• [WHAT IS NEEDED] Each line that holds the word "name" counts once. Give the total number of such lines and nothing else.

• [LISTED RECORDS]
>>>>>

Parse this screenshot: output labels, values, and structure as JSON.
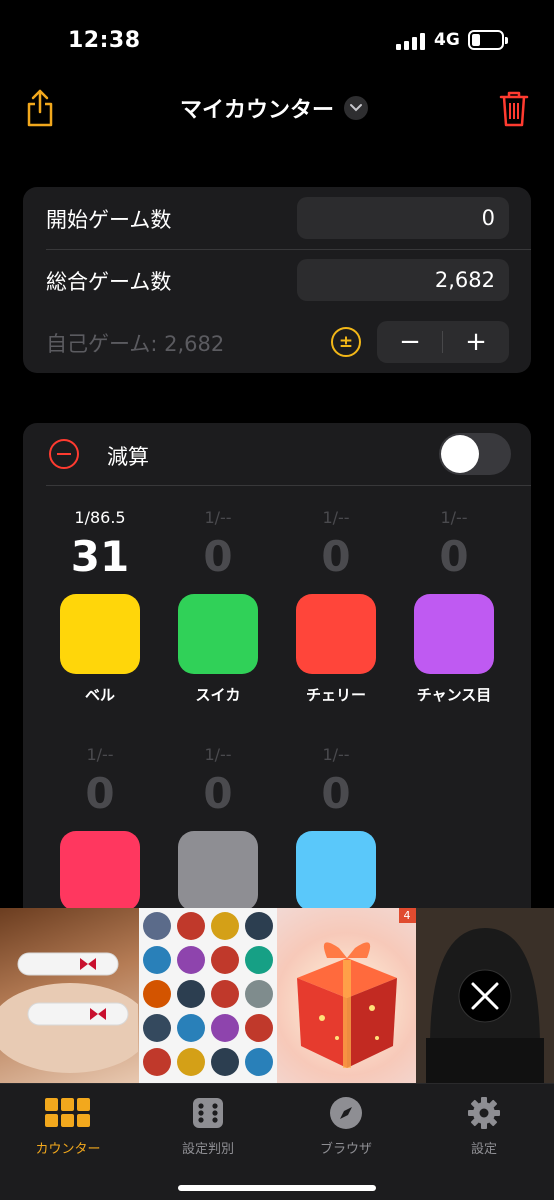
{
  "status_bar": {
    "time": "12:38",
    "network": "4G"
  },
  "nav": {
    "title": "マイカウンター",
    "share_icon": "share-icon",
    "trash_icon": "trash-icon"
  },
  "games": {
    "start_label": "開始ゲーム数",
    "start_value": "0",
    "total_label": "総合ゲーム数",
    "total_value": "2,682",
    "self_label": "自己ゲーム: 2,682",
    "pm_symbol": "±",
    "minus": "−",
    "plus": "+"
  },
  "subtract": {
    "label": "減算",
    "toggle_on": false
  },
  "counters": [
    {
      "name": "ベル",
      "prob": "1/86.5",
      "count": "31",
      "color": "#ffd60a"
    },
    {
      "name": "スイカ",
      "prob": "1/--",
      "count": "0",
      "color": "#30d158"
    },
    {
      "name": "チェリー",
      "prob": "1/--",
      "count": "0",
      "color": "#ff453a"
    },
    {
      "name": "チャンス目",
      "prob": "1/--",
      "count": "0",
      "color": "#bf5af2"
    },
    {
      "name": "",
      "prob": "1/--",
      "count": "0",
      "color": "#ff375f"
    },
    {
      "name": "",
      "prob": "1/--",
      "count": "0",
      "color": "#8e8e93"
    },
    {
      "name": "",
      "prob": "1/--",
      "count": "0",
      "color": "#5ac8fa"
    }
  ],
  "ad": {
    "badge": "4"
  },
  "tabs": [
    {
      "label": "カウンター",
      "icon": "grid-icon",
      "active": true
    },
    {
      "label": "設定判別",
      "icon": "dice-icon",
      "active": false
    },
    {
      "label": "ブラウザ",
      "icon": "compass-icon",
      "active": false
    },
    {
      "label": "設定",
      "icon": "gear-icon",
      "active": false
    }
  ],
  "colors": {
    "accent": "#f2a81d",
    "destructive": "#ff3b30",
    "card": "#1c1c1e"
  }
}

<<<<<

• [RESULT FOR THIS TASK] 7